WHAT YOU ARE ASKED TO DO:
Every line that contains the word "применяется" should be copied.

DATA SHOWN:
━━━━━━━━━━━━━━━━━━━━━━━━━━━━━━
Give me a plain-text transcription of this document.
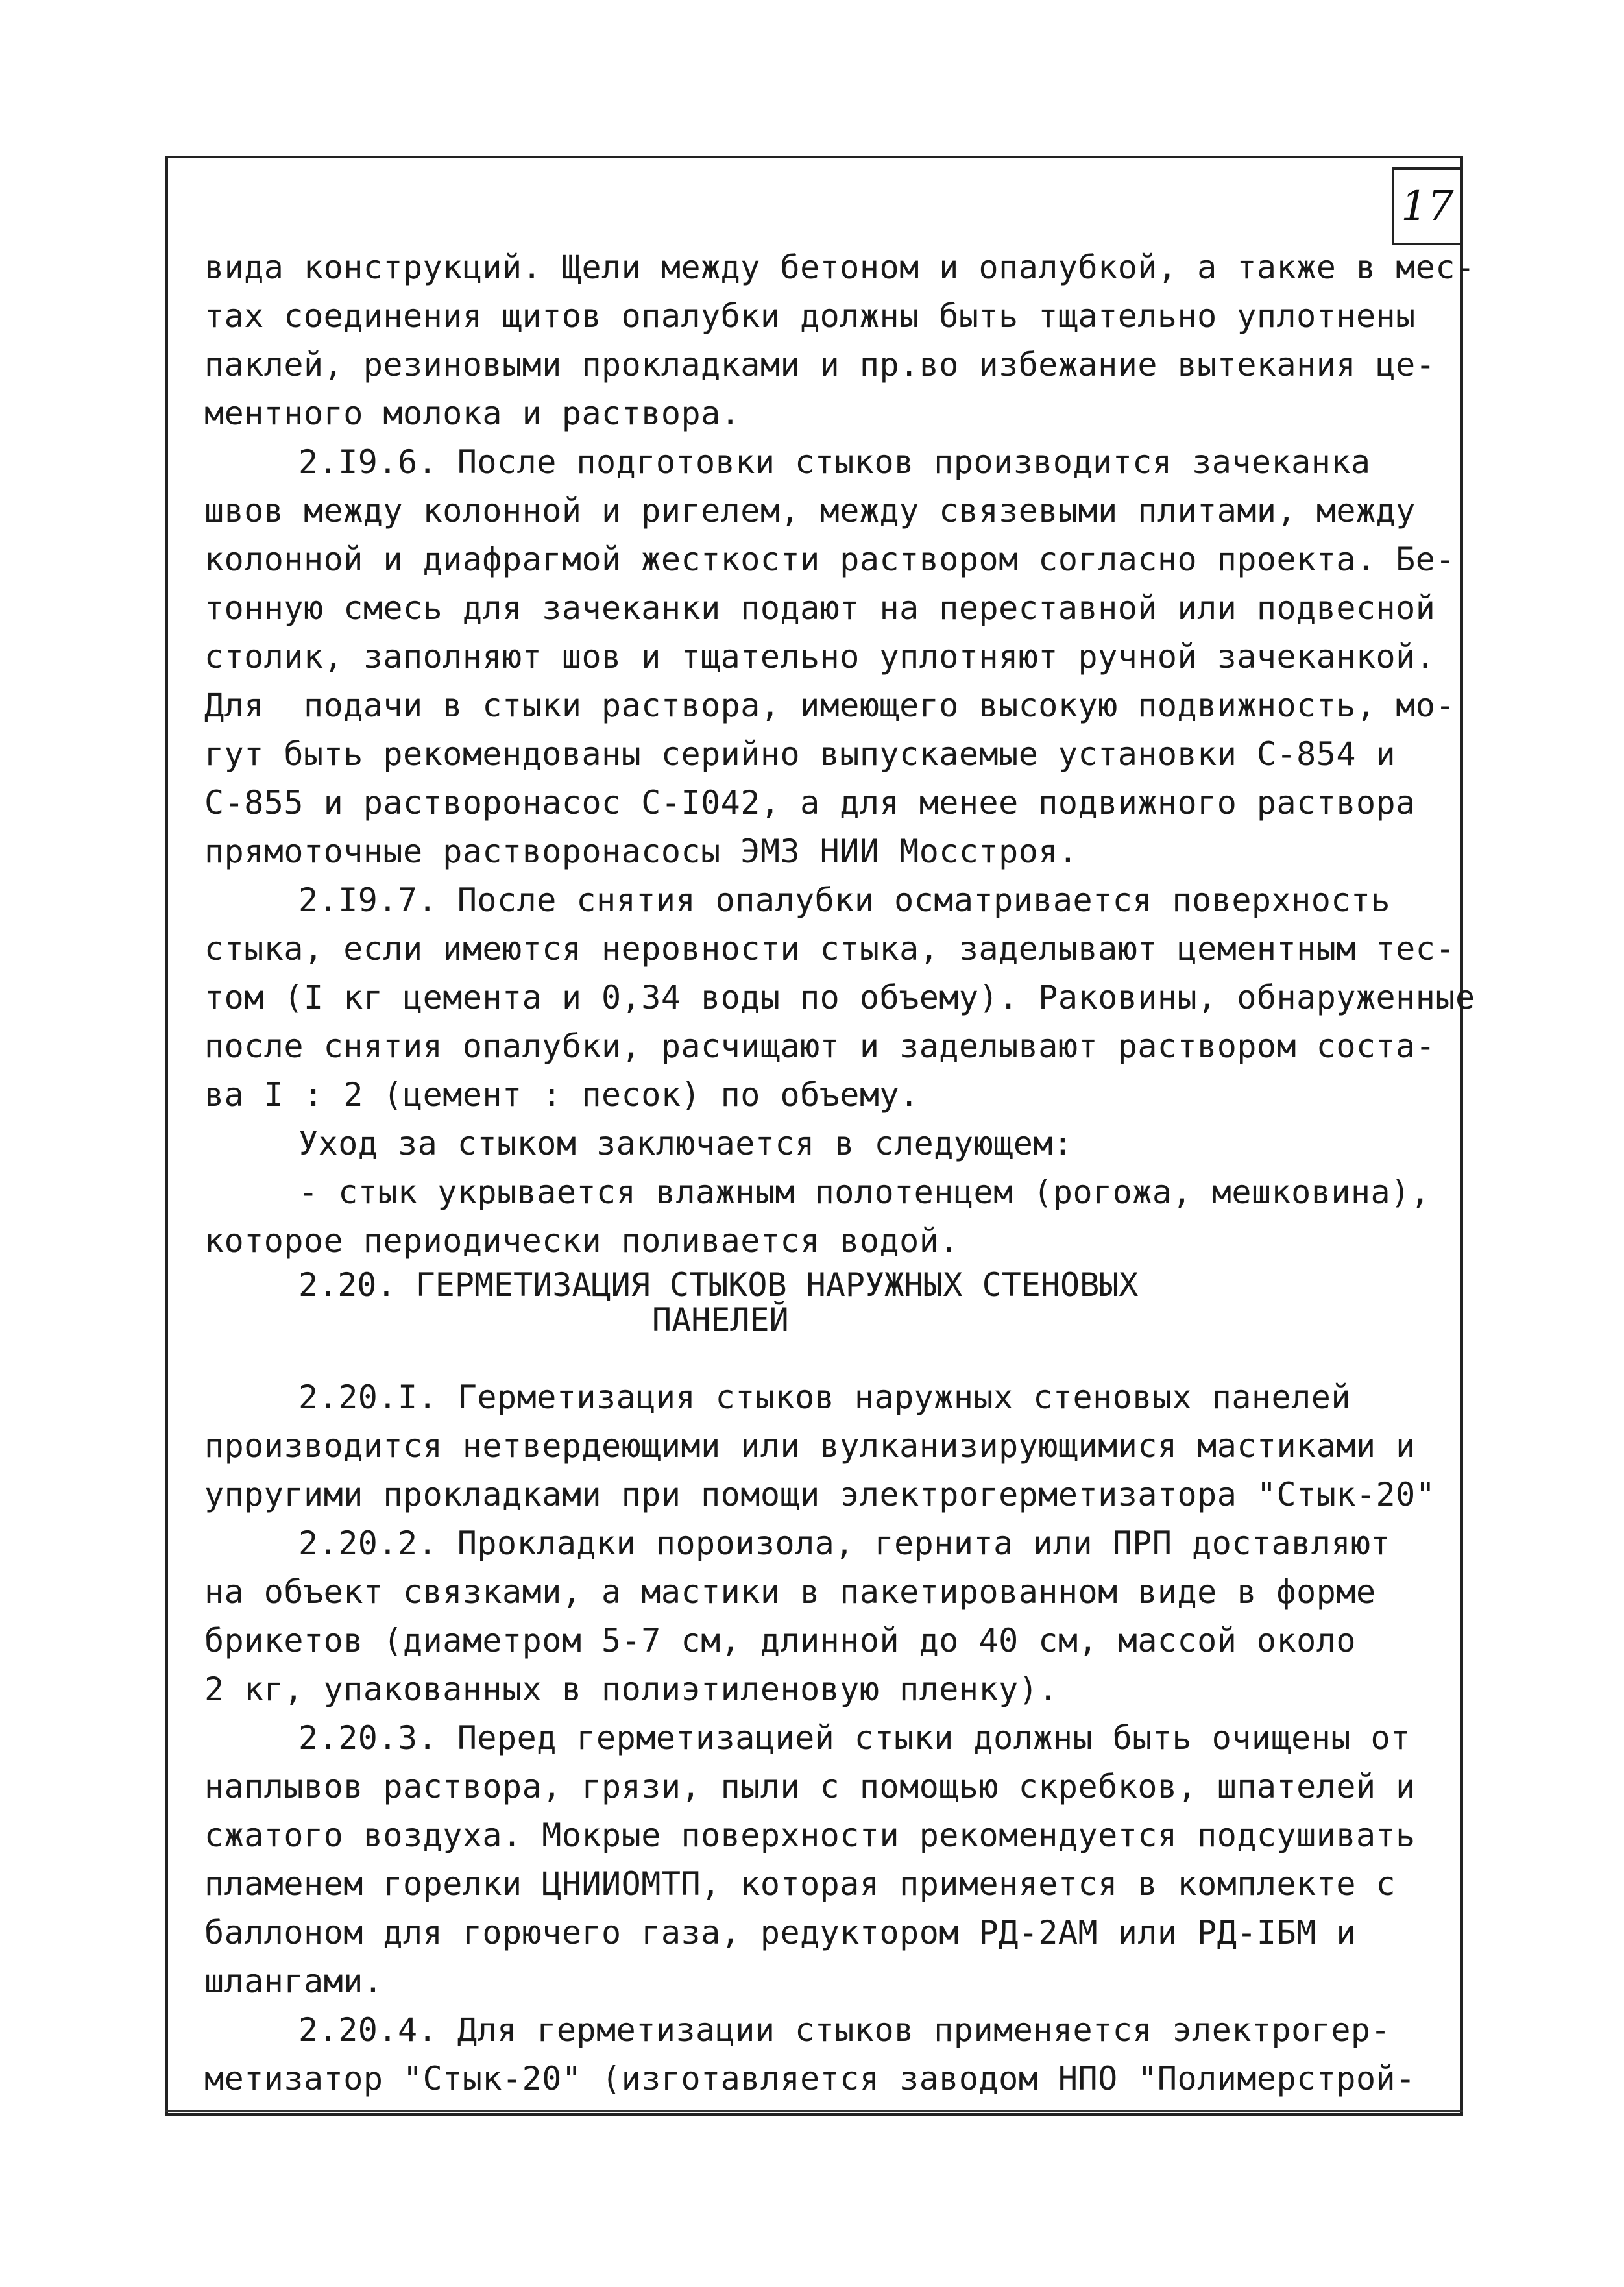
17
вида конструкций. Щели между бетоном и опалубкой, а также в мес-
тах соединения щитов опалубки должны быть тщательно уплотнены
паклей, резиновыми прокладками и пр.во избежание вытекания це-
ментного молока и раствора.
2.I9.6. После подготовки стыков производится зачеканка
швов между колонной и ригелем, между связевыми плитами, между
колонной и диафрагмой жесткости раствором согласно проекта. Бе-
тонную смесь для зачеканки подают на переставной или подвесной
столик, заполняют шов и тщательно уплотняют ручной зачеканкой.
Для  подачи в стыки раствора, имеющего высокую подвижность, мо-
гут быть рекомендованы серийно выпускаемые установки С-854 и
С-855 и растворонасос С-I042, а для менее подвижного раствора
прямоточные растворонасосы ЭМЗ НИИ Мосстроя.
2.I9.7. После снятия опалубки осматривается поверхность
стыка, если имеются неровности стыка, заделывают цементным тес-
том (I кг цемента и 0,34 воды по объему). Раковины, обнаруженные
после снятия опалубки, расчищают и заделывают раствором соста-
ва I : 2 (цемент : песок) по объему.
Уход за стыком заключается в следующем:
- стык укрывается влажным полотенцем (рогожа, мешковина),
которое периодически поливается водой.
2.20. ГЕРМЕТИЗАЦИЯ СТЫКОВ НАРУЖНЫХ СТЕНОВЫХ
ПАНЕЛЕЙ
2.20.I. Герметизация стыков наружных стеновых панелей
производится нетвердеющими или вулканизирующимися мастиками и
упругими прокладками при помощи электрогерметизатора "Стык-20"
2.20.2. Прокладки пороизола, гернита или ПРП доставляют
на объект связками, а мастики в пакетированном виде в форме
брикетов (диаметром 5-7 см, длинной до 40 см, массой около
2 кг, упакованных в полиэтиленовую пленку).
2.20.3. Перед герметизацией стыки должны быть очищены от
наплывов раствора, грязи, пыли с помощью скребков, шпателей и
сжатого воздуха. Мокрые поверхности рекомендуется подсушивать
пламенем горелки ЦНИИОМТП, которая применяется в комплекте с
баллоном для горючего газа, редуктором РД-2АМ или РД-IБМ и
шлангами.
2.20.4. Для герметизации стыков применяется электрогер-
метизатор "Стык-20" (изготавляется заводом НПО "Полимерстрой-
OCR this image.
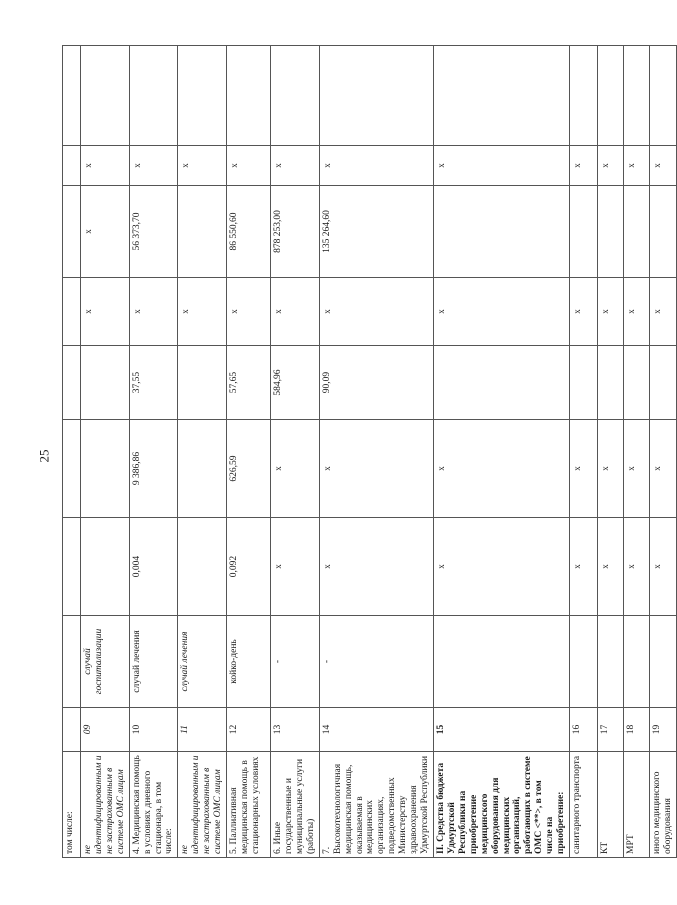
25
том числе:									
не идентифицированным и не застрахованным в системе ОМС лицам	09	случай госпитализации				x	x	x	
4. Медицинская помощь в условиях дневного стационара, в том числе:	10	случай лечения	0,004	9 386,86	37,55	x	56 373,70	x	
не идентифицированным и не застрахованным в системе ОМС лицам	11	случай лечения				x		x	
5. Паллиативная медицинская помощь в стационарных условиях	12	койко-день	0,092	626,59	57,65	x	86 550,60	x	
6. Иные государственные и муниципальные услуги (работы)	13	-	x	x	584,96	x	878 253,00	x	
7. Высокотехнологичная медицинская помощь, оказываемая в медицинских организациях, подведомственных Министерству здравоохранения Удмуртской Республики	14	-	x	x	90,09	x	135 264,60	x	
II. Средства бюджета Удмуртской Республики на приобретение медицинского оборудования для медицинских организаций, работающих в системе ОМС <**>, в том числе на приобретение:	15		x	x		x		x	
санитарного транспорта	16		x	x		x		x	
КТ	17		x	x		x		x	
МРТ	18		x	x		x		x	
иного медицинского оборудования	19		x	x		x		x	
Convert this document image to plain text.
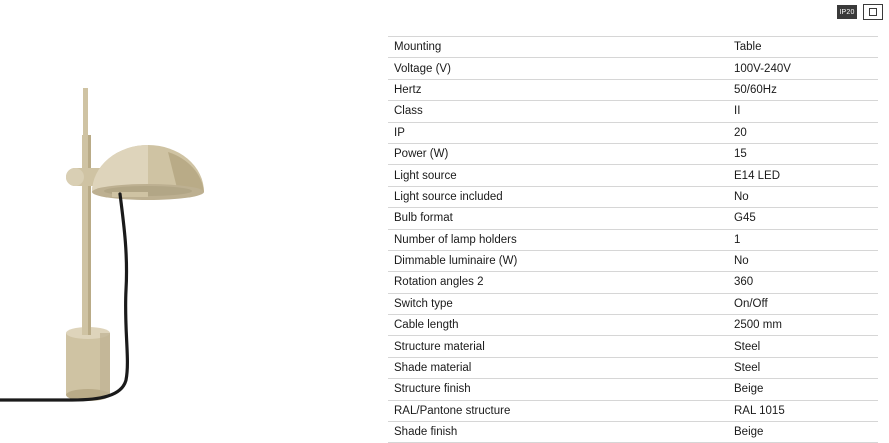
IP20
Mounting	Table
Voltage (V)	100V-240V
Hertz	50/60Hz
Class	II
IP	20
Power (W)	15
Light source	E14 LED
Light source included	No
Bulb format	G45
Number of lamp holders	1
Dimmable luminaire (W)	No
Rotation angles 2	360
Switch type	On/Off
Cable length	2500 mm
Structure material	Steel
Shade material	Steel
Structure finish	Beige
RAL/Pantone structure	RAL 1015
Shade finish	Beige
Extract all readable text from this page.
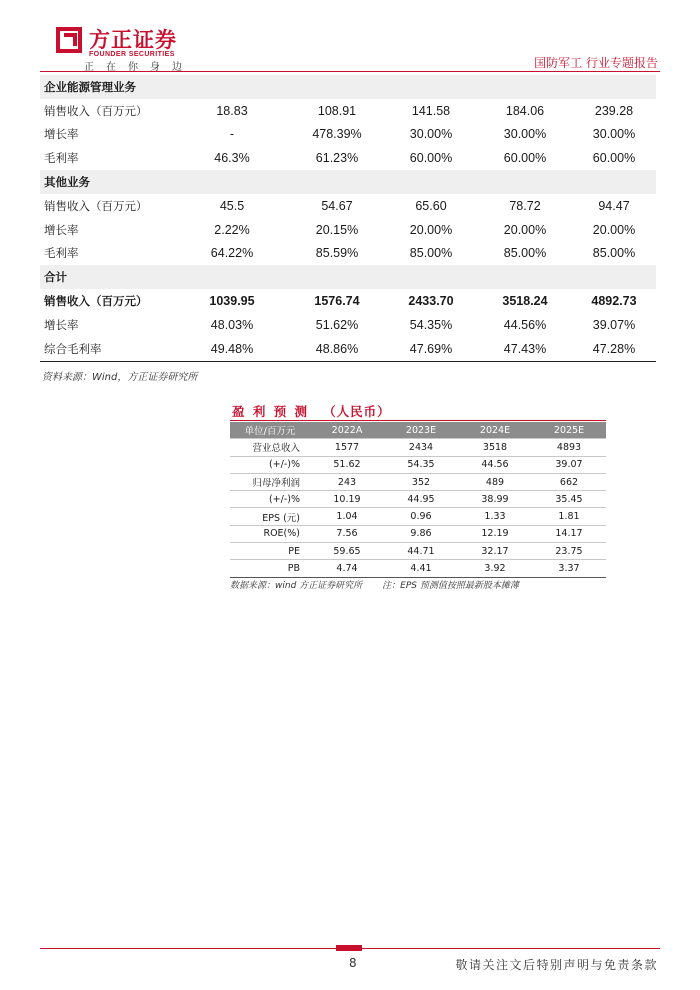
方正证券
FOUNDER SECURITIES
正在你身边	国防军工 行业专题报告
企业能源管理业务					
销售收入（百万元）	18.83	108.91	141.58	184.06	239.28
增长率	-	478.39%	30.00%	30.00%	30.00%
毛利率	46.3%	61.23%	60.00%	60.00%	60.00%
其他业务					
销售收入（百万元）	45.5	54.67	65.60	78.72	94.47
增长率	2.22%	20.15%	20.00%	20.00%	20.00%
毛利率	64.22%	85.59%	85.00%	85.00%	85.00%
合计					
销售收入（百万元）	1039.95	1576.74	2433.70	3518.24	4892.73
增长率	48.03%	51.62%	54.35%	44.56%	39.07%
综合毛利率	49.48%	48.86%	47.69%	47.43%	47.28%
资料来源：Wind，方正证券研究所
盈 利 预 测 （人民币）
单位/百万元	2022A	2023E	2024E	2025E
营业总收入	1577	2434	3518	4893
(+/-)%	51.62	54.35	44.56	39.07
归母净利润	243	352	489	662
(+/-)%	10.19	44.95	38.99	35.45
EPS (元)	1.04	0.96	1.33	1.81
ROE(%)	7.56	9.86	12.19	14.17
PE	59.65	44.71	32.17	23.75
PB	4.74	4.41	3.92	3.37
数据来源：wind 方正证券研究所 注：EPS 预测值按照最新股本摊薄
8	敬请关注文后特别声明与免责条款
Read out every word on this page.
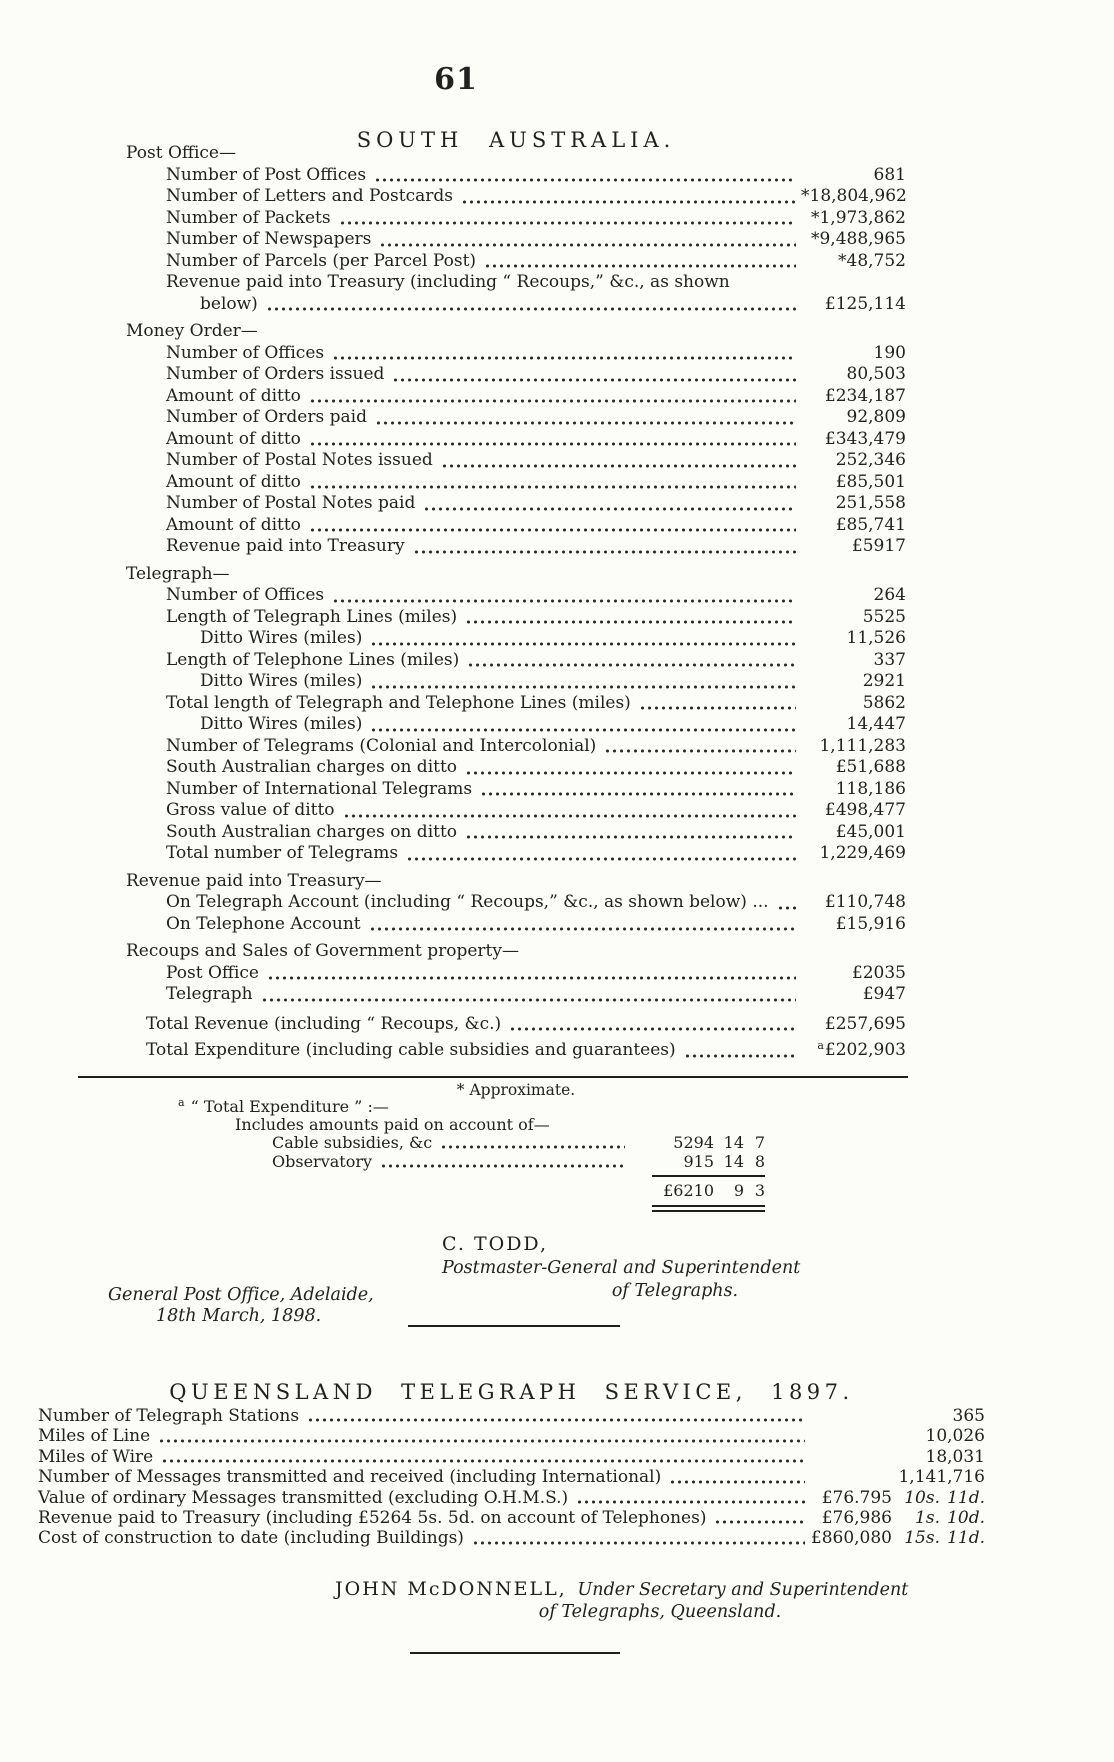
61
SOUTH AUSTRALIA.
Post Office—
Number of Post Offices	681
Number of Letters and Postcards	*18,804,962
Number of Packets	*1,973,862
Number of Newspapers	*9,488,965
Number of Parcels (per Parcel Post)	*48,752
Revenue paid into Treasury (including “ Recoups,” &c., as shown
below)	£125,114
Money Order—
Number of Offices	190
Number of Orders issued	80,503
Amount of ditto	£234,187
Number of Orders paid	92,809
Amount of ditto	£343,479
Number of Postal Notes issued	252,346
Amount of ditto	£85,501
Number of Postal Notes paid	251,558
Amount of ditto	£85,741
Revenue paid into Treasury	£5917
Telegraph—
Number of Offices	264
Length of Telegraph Lines (miles)	5525
Ditto Wires (miles)	11,526
Length of Telephone Lines (miles)	337
Ditto Wires (miles)	2921
Total length of Telegraph and Telephone Lines (miles)	5862
Ditto Wires (miles)	14,447
Number of Telegrams (Colonial and Intercolonial)	1,111,283
South Australian charges on ditto	£51,688
Number of International Telegrams	118,186
Gross value of ditto	£498,477
South Australian charges on ditto	£45,001
Total number of Telegrams	1,229,469
Revenue paid into Treasury—
On Telegraph Account (including “ Recoups,” &c., as shown below) ...	£110,748
On Telephone Account	£15,916
Recoups and Sales of Government property—
Post Office	£2035
Telegraph	£947
Total Revenue (including “ Recoups, &c.)	£257,695
Total Expenditure (including cable subsidies and guarantees)	$^a$£202,903
* Approximate.
$^a$ “ Total Expenditure ” :—
Includes amounts paid on account of—
Cable subsidies, &c	5294 14 7
Observatory	915 14 8
£6210	9 3
C. TODD,  Postmaster-General and Superintendent
of Telegraphs.
General Post Office, Adelaide,
18th March, 1898.
QUEENSLAND TELEGRAPH SERVICE, 1897.
Number of Telegraph Stations	365
Miles of Line	10,026
Miles of Wire	18,031
Number of Messages transmitted and received (including International)	1,141,716
Value of ordinary Messages transmitted (excluding O.H.M.S.)	£76.795 10s. 11d.
Revenue paid to Treasury (including £5264 5s. 5d. on account of Telephones)	£76,986	1s. 10d.
Cost of construction to date (including Buildings)	£860,080 15s. 11d.
JOHN McDONNELL, Under Secretary and Superintendent
of Telegraphs, Queensland.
━━━━━━━━━━━━━━━━━━━━━━━━━━━━━━
EXERCISE RESPONSE:
пламенем горелки ЦНИИОМТП, которая применяется в комплекте с
2.20.4. Для герметизации стыков применяется электрогер-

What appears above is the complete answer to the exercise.